[Stored data]
========================

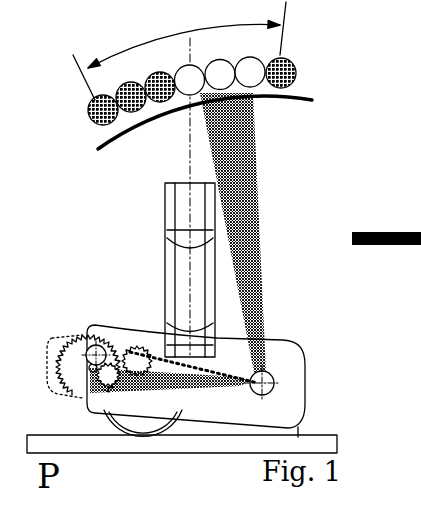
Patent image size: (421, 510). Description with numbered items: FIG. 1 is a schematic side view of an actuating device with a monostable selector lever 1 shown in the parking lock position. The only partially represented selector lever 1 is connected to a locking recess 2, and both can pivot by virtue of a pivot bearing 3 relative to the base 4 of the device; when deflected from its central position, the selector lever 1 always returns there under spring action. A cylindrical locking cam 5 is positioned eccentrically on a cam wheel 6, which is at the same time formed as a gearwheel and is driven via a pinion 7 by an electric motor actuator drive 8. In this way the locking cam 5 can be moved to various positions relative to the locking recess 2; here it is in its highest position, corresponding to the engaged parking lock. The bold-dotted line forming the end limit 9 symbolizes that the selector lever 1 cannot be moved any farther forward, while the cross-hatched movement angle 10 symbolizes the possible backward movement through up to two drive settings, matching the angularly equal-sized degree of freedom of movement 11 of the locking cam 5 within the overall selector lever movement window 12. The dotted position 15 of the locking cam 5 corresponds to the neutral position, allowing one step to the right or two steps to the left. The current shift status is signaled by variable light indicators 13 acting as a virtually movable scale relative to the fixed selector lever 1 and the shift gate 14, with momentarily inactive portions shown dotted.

The selector lever 1 is at (183, 218).
The locking recess 2 is at (48, 350).
The pivot bearing 3 is at (262, 383).
The base 4 is at (307, 444).
The locking cam 5 is at (96, 355).
The cam wheel 6 is at (78, 383).
The pinion 7 is at (143, 363).
The actuator drive 8 is at (143, 425).
The end limit 9 is at (207, 147).
The movement angle 10 is at (234, 143).
The degree of freedom of movement 11 is at (167, 380).
The selector lever movement window 12 is at (179, 51).
The light indicators 13 is at (320, 69).
The shift gate 14 is at (105, 144).
The position of the locking cam 15 is at (107, 377).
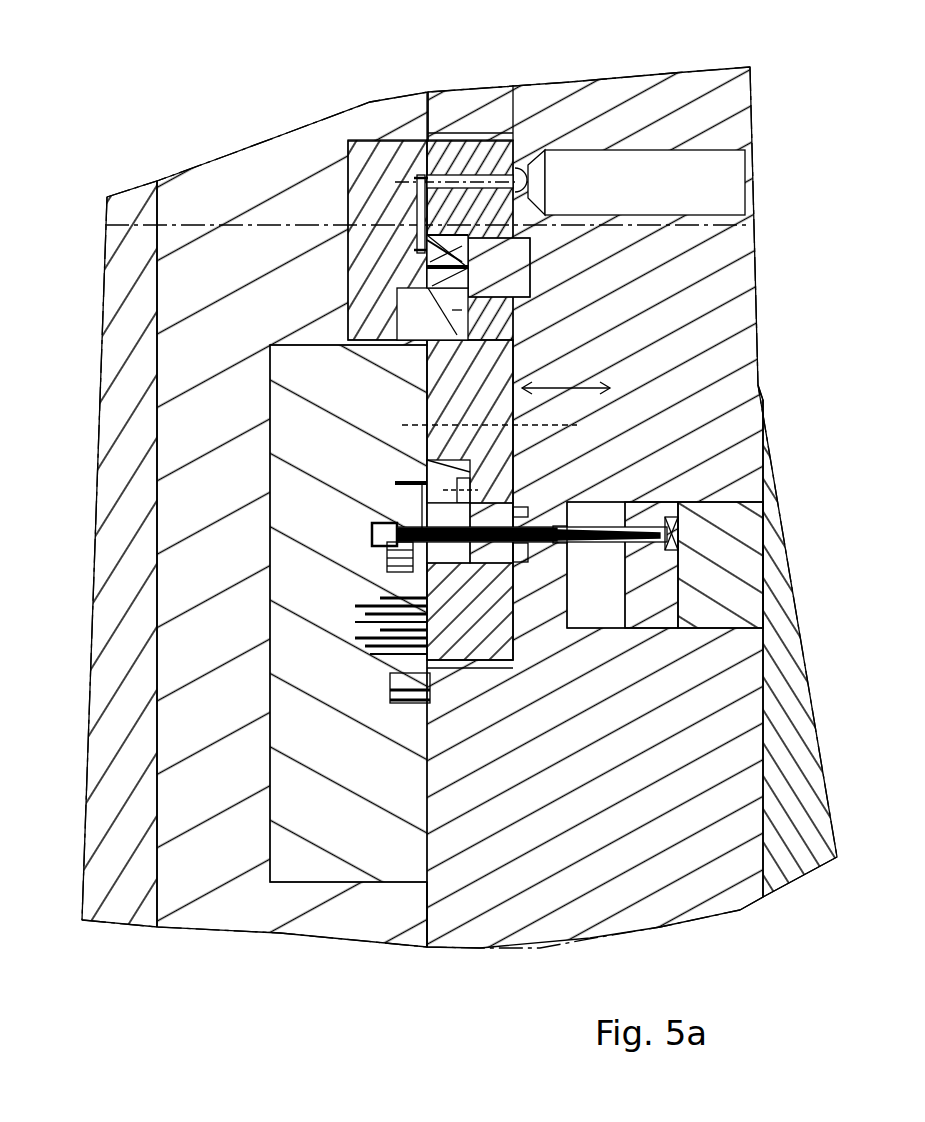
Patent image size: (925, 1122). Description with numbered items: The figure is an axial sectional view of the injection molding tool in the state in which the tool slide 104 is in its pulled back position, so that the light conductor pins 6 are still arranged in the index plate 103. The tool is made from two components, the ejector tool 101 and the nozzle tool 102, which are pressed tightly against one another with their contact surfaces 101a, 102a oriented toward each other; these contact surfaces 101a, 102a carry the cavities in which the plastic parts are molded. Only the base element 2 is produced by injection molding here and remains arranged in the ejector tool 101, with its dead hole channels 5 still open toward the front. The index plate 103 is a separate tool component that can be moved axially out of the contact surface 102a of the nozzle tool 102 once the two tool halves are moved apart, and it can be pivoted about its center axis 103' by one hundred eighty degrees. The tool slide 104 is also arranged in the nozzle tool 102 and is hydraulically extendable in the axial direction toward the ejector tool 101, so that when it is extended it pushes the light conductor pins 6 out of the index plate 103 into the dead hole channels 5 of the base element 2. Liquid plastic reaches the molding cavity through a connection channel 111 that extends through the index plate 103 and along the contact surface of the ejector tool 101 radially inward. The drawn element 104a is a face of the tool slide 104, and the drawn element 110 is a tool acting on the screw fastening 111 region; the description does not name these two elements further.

========================

Exercise aim -> Rewrite the listing above with "Patent image size" changed to "Drawing size" everywhere, keeping everything else the same. Leave out the pictures.

Expected output ->
Drawing size: (421, 510). Description with numbered items: FIG. 1 is a schematic side view of an actuating device with a monostable selector lever 1 shown in the parking lock position. The only partially represented selector lever 1 is connected to a locking recess 2, and both can pivot by virtue of a pivot bearing 3 relative to the base 4 of the device; when deflected from its central position, the selector lever 1 always returns there under spring action. A cylindrical locking cam 5 is positioned eccentrically on a cam wheel 6, which is at the same time formed as a gearwheel and is driven via a pinion 7 by an electric motor actuator drive 8. In this way the locking cam 5 can be moved to various positions relative to the locking recess 2; here it is in its highest position, corresponding to the engaged parking lock. The bold-dotted line forming the end limit 9 symbolizes that the selector lever 1 cannot be moved any farther forward, while the cross-hatched movement angle 10 symbolizes the possible backward movement through up to two drive settings, matching the angularly equal-sized degree of freedom of movement 11 of the locking cam 5 within the overall selector lever movement window 12. The dotted position 15 of the locking cam 5 corresponds to the neutral position, allowing one step to the right or two steps to the left. The current shift status is signaled by variable light indicators 13 acting as a virtually movable scale relative to the fixed selector lever 1 and the shift gate 14, with momentarily inactive portions shown dotted.

The selector lever 1 is at (183, 218).
The locking recess 2 is at (48, 350).
The pivot bearing 3 is at (262, 383).
The base 4 is at (307, 444).
The locking cam 5 is at (96, 355).
The cam wheel 6 is at (78, 383).
The pinion 7 is at (143, 363).
The actuator drive 8 is at (143, 425).
The end limit 9 is at (207, 147).
The movement angle 10 is at (234, 143).
The degree of freedom of movement 11 is at (167, 380).
The selector lever movement window 12 is at (179, 51).
The light indicators 13 is at (320, 69).
The shift gate 14 is at (105, 144).
The position of the locking cam 15 is at (107, 377).
Drawing size: (925, 1122). Description with numbered items: The figure is an axial sectional view of the injection molding tool in the state in which the tool slide 104 is in its pulled back position, so that the light conductor pins 6 are still arranged in the index plate 103. The tool is made from two components, the ejector tool 101 and the nozzle tool 102, which are pressed tightly against one another with their contact surfaces 101a, 102a oriented toward each other; these contact surfaces 101a, 102a carry the cavities in which the plastic parts are molded. Only the base element 2 is produced by injection molding here and remains arranged in the ejector tool 101, with its dead hole channels 5 still open toward the front. The index plate 103 is a separate tool component that can be moved axially out of the contact surface 102a of the nozzle tool 102 once the two tool halves are moved apart, and it can be pivoted about its center axis 103' by one hundred eighty degrees. The tool slide 104 is also arranged in the nozzle tool 102 and is hydraulically extendable in the axial direction toward the ejector tool 101, so that when it is extended it pushes the light conductor pins 6 out of the index plate 103 into the dead hole channels 5 of the base element 2. Liquid plastic reaches the molding cavity through a connection channel 111 that extends through the index plate 103 and along the contact surface of the ejector tool 101 radially inward. The drawn element 104a is a face of the tool slide 104, and the drawn element 110 is a tool acting on the screw fastening 111 region; the description does not name these two elements further.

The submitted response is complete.